#### [Rows]
>>

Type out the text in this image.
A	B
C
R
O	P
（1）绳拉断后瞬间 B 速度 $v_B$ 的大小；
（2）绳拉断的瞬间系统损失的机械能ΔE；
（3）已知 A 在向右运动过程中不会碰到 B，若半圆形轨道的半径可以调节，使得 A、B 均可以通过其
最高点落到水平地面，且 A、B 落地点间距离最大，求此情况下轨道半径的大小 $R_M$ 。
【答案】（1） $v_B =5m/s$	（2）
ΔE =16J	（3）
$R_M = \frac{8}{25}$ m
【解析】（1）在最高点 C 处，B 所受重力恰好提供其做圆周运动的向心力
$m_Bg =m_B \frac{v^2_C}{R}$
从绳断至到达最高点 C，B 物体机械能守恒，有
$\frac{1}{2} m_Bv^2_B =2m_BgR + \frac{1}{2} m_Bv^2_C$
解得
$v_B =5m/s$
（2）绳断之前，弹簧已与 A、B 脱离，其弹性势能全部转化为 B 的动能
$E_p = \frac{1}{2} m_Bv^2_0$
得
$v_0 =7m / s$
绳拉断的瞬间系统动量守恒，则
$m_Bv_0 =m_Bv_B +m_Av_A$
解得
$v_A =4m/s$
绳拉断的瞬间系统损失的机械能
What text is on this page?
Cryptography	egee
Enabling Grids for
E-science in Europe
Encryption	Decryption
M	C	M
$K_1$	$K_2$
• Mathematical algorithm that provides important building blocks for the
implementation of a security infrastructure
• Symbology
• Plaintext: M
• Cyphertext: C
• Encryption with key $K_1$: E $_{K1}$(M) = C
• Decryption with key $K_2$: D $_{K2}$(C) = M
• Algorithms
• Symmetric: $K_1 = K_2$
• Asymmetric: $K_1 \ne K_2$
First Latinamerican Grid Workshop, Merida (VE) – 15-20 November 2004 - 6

<<

#### [What this task involves]
Give again, word for word, every line from the one holding "What text is on this page?" to the end of the data.

#### [Task result]
What text is on this page?
Cryptography	egee
Enabling Grids for
E-science in Europe
Encryption	Decryption
M	C	M
$K_1$	$K_2$
• Mathematical algorithm that provides important building blocks for the
implementation of a security infrastructure
• Symbology
• Plaintext: M
• Cyphertext: C
• Encryption with key $K_1$: E $_{K1}$(M) = C
• Decryption with key $K_2$: D $_{K2}$(C) = M
• Algorithms
• Symmetric: $K_1 = K_2$
• Asymmetric: $K_1 \ne K_2$
First Latinamerican Grid Workshop, Merida (VE) – 15-20 November 2004 - 6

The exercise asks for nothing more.